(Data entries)
══════

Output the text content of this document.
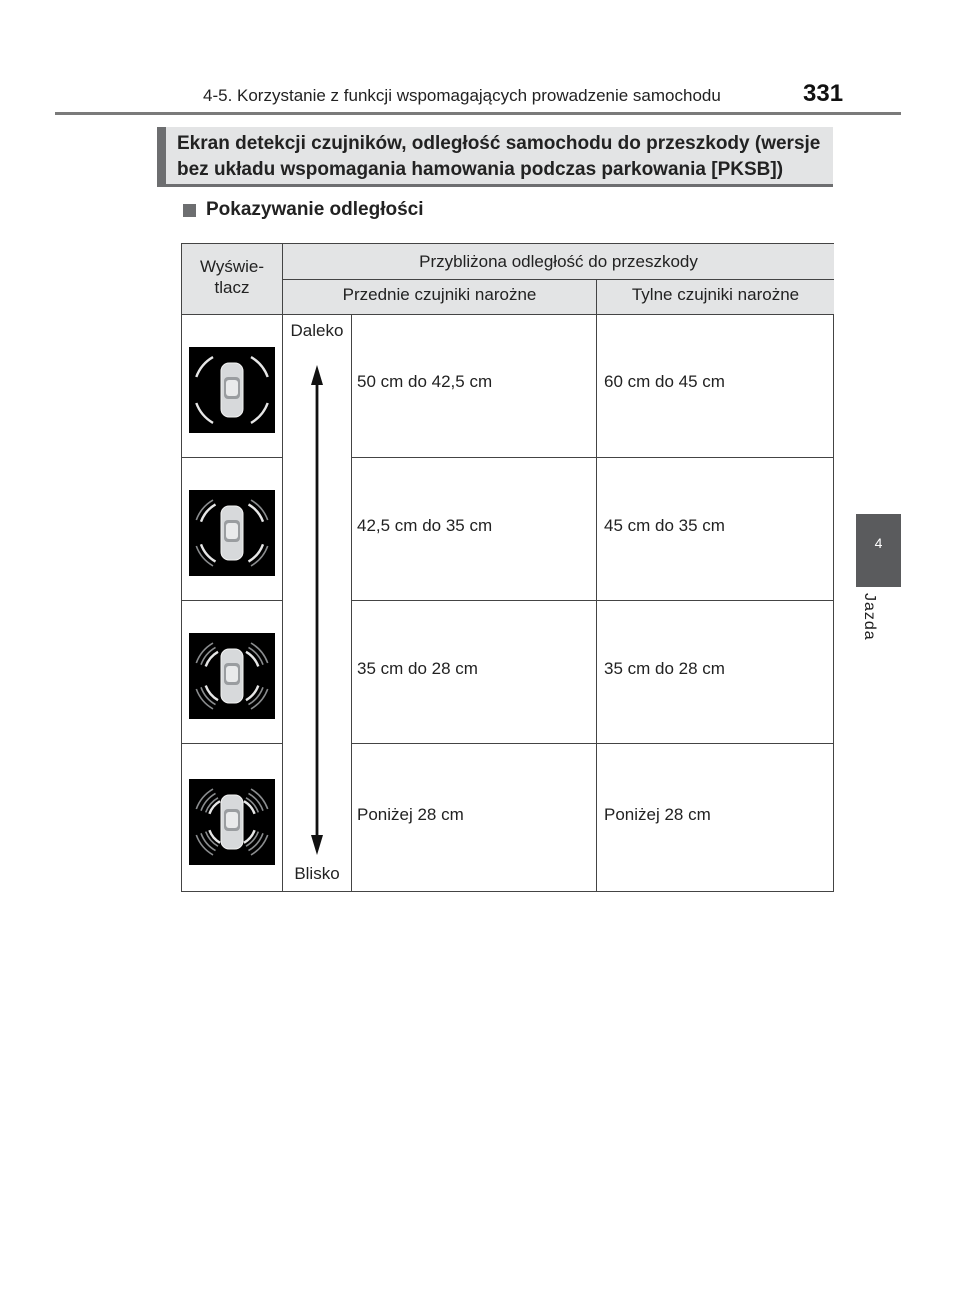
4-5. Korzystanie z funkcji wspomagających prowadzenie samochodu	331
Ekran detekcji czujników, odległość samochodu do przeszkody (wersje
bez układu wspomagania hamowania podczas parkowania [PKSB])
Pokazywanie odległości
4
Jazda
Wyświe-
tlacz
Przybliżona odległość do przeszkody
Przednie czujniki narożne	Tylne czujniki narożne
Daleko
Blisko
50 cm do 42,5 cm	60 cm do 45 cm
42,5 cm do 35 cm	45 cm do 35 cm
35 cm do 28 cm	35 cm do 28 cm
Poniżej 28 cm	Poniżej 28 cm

══════

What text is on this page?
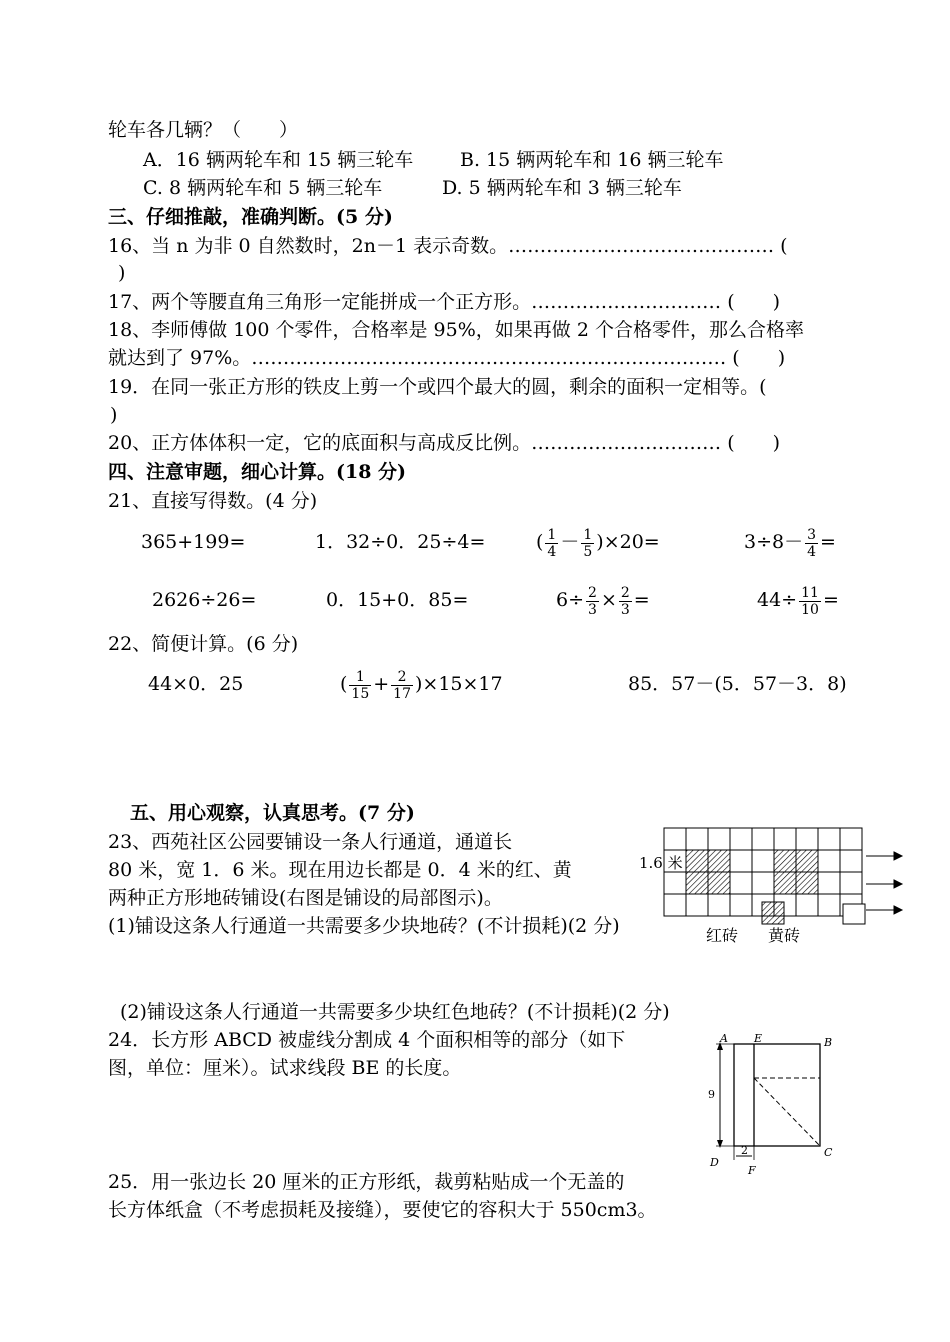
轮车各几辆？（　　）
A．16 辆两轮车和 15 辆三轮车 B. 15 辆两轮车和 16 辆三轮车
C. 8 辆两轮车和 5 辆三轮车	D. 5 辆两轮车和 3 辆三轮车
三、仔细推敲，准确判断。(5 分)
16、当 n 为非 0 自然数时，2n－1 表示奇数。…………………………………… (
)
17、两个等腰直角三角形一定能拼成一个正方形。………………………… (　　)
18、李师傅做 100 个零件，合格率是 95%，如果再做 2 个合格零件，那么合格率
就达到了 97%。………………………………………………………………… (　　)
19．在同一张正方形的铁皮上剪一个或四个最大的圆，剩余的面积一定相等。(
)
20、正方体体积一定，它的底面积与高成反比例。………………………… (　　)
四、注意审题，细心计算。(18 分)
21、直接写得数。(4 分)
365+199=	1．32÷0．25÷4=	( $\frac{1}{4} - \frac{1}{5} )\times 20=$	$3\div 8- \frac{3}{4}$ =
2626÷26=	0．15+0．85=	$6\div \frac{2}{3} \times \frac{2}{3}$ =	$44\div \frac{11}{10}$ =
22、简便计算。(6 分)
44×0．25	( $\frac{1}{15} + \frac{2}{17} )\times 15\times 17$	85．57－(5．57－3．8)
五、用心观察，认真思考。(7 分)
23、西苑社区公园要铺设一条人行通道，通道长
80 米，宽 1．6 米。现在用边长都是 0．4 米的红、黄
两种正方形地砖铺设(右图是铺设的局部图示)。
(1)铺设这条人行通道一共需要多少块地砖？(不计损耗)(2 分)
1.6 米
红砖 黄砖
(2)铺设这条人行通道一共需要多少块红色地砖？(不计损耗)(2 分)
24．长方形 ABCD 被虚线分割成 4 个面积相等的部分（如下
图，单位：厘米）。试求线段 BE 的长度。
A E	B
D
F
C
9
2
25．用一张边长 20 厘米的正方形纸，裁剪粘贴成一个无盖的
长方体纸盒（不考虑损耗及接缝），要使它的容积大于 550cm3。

══════

| Task to carry out |
Pick out the lines containing the string "text" and show them.

| Solution to the problem |
Output the text content of this document.
What text is on this page?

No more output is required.